Objective: Provide nothing but the number of lines containing the string "this".

Data entries
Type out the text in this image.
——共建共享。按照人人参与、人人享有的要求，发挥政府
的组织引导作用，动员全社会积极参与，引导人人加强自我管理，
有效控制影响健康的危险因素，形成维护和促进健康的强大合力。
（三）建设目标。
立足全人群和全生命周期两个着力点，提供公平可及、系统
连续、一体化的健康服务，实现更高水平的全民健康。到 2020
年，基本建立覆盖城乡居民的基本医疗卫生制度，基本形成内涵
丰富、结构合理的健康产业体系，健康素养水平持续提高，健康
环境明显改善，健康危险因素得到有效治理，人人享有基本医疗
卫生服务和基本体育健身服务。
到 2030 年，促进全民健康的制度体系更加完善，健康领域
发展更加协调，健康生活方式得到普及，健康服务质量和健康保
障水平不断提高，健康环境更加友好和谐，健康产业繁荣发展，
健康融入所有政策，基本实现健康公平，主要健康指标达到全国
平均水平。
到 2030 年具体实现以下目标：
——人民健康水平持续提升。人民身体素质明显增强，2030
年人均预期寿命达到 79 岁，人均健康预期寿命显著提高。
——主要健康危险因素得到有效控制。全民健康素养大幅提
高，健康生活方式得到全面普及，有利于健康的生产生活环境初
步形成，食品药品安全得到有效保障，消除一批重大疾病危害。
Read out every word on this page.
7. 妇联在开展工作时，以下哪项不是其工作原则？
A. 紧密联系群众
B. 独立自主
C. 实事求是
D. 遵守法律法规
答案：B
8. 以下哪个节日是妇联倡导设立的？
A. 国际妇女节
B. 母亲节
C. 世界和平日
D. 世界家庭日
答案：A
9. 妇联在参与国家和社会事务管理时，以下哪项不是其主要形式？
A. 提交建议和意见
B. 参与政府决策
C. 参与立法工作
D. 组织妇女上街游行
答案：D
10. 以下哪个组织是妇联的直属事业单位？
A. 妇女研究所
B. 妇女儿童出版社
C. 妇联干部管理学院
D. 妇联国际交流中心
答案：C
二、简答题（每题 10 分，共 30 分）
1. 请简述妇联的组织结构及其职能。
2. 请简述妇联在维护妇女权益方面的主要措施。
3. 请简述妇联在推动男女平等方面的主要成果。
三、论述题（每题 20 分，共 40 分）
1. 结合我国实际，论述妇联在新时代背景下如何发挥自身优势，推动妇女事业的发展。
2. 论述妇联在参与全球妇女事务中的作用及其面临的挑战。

Task output: 2